Extracted data entries
+ + +

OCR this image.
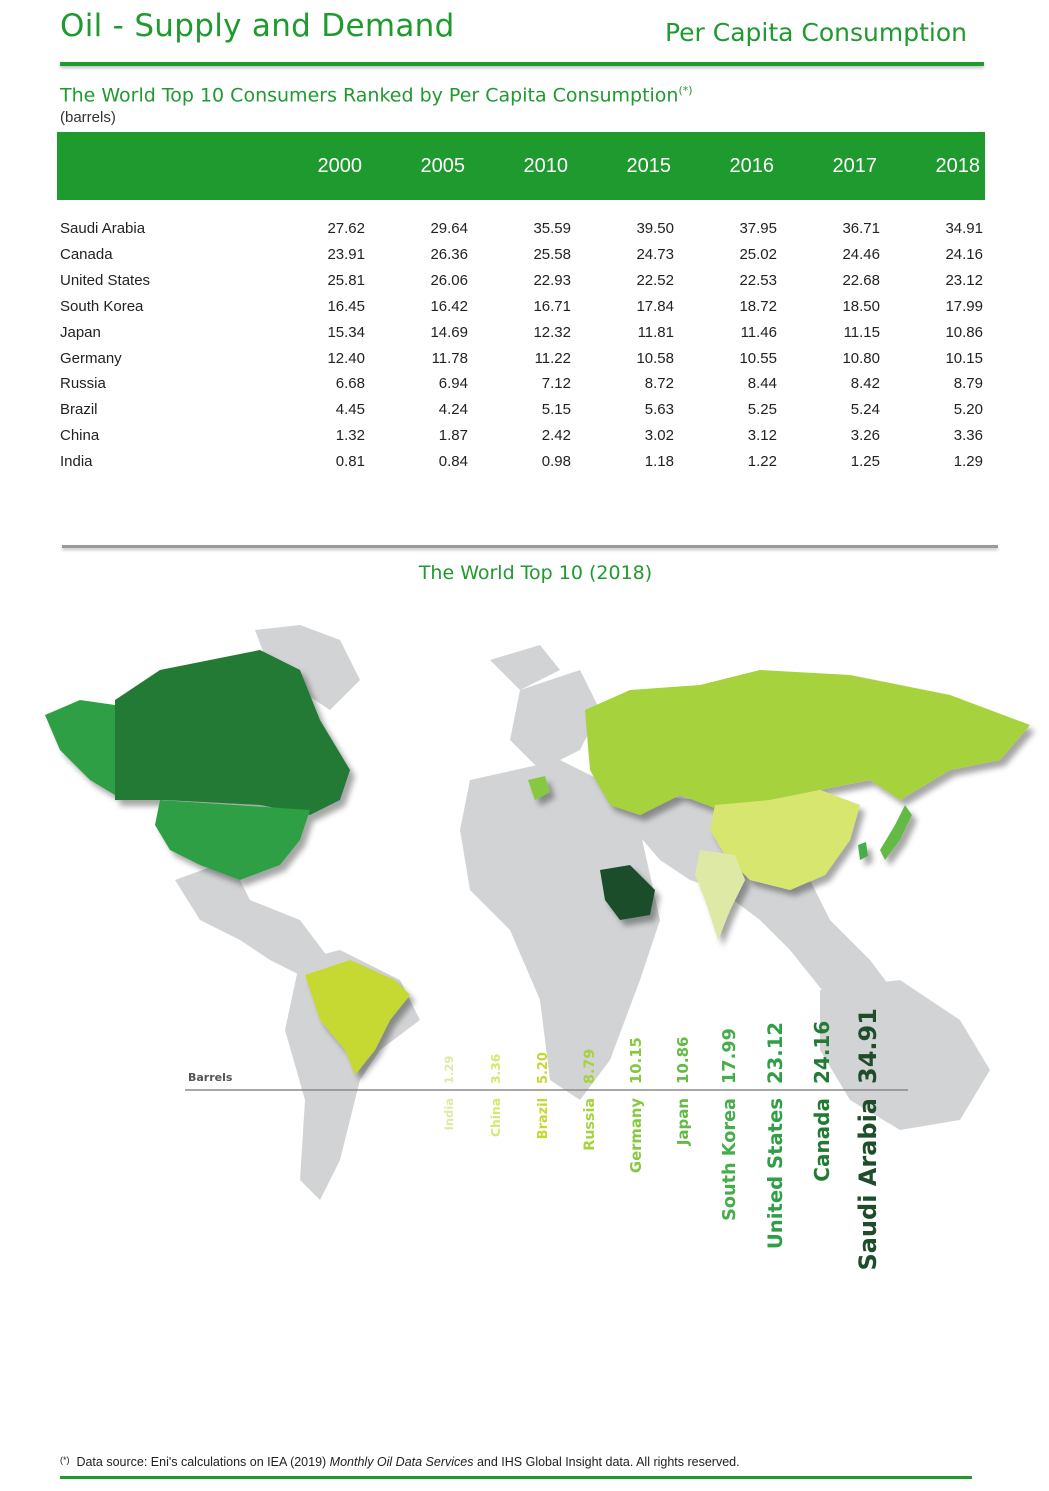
Oil - Supply and Demand	Per Capita Consumption
The World Top 10 Consumers Ranked by Per Capita Consumption(*)
(barrels)
2000	2005	2010	2015	2016	2017	2018
Saudi Arabia	27.62	29.64	35.59	39.50	37.95	36.71	34.91
Canada	23.91	26.36	25.58	24.73	25.02	24.46	24.16
United States	25.81	26.06	22.93	22.52	22.53	22.68	23.12
South Korea	16.45	16.42	16.71	17.84	18.72	18.50	17.99
Japan	15.34	14.69	12.32	11.81	11.46	11.15	10.86
Germany	12.40	11.78	11.22	10.58	10.55	10.80	10.15
Russia	6.68	6.94	7.12	8.72	8.44	8.42	8.79
Brazil	4.45	4.24	5.15	5.63	5.25	5.24	5.20
China	1.32	1.87	2.42	3.02	3.12	3.26	3.36
India	0.81	0.84	0.98	1.18	1.22	1.25	1.29
The World Top 10 (2018)
Barrels	1.29
India
3.36
China
5.20
Brazil
8.79
Russia
10.15
Germany
10.86
Japan
17.99
South Korea
23.12
United States
24.16
Canada
34.91
Saudi Arabia
(*) Data source: Eni's calculations on IEA (2019) Monthly Oil Data Services and IHS Global Insight data. All rights reserved.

+ + +

● Stated exercise:
Show all lines in the entries above where the string "Capita" appears.

● Full solution:
Oil - Supply and Demand	Per Capita Consumption
The World Top 10 Consumers Ranked by Per Capita Consumption(*)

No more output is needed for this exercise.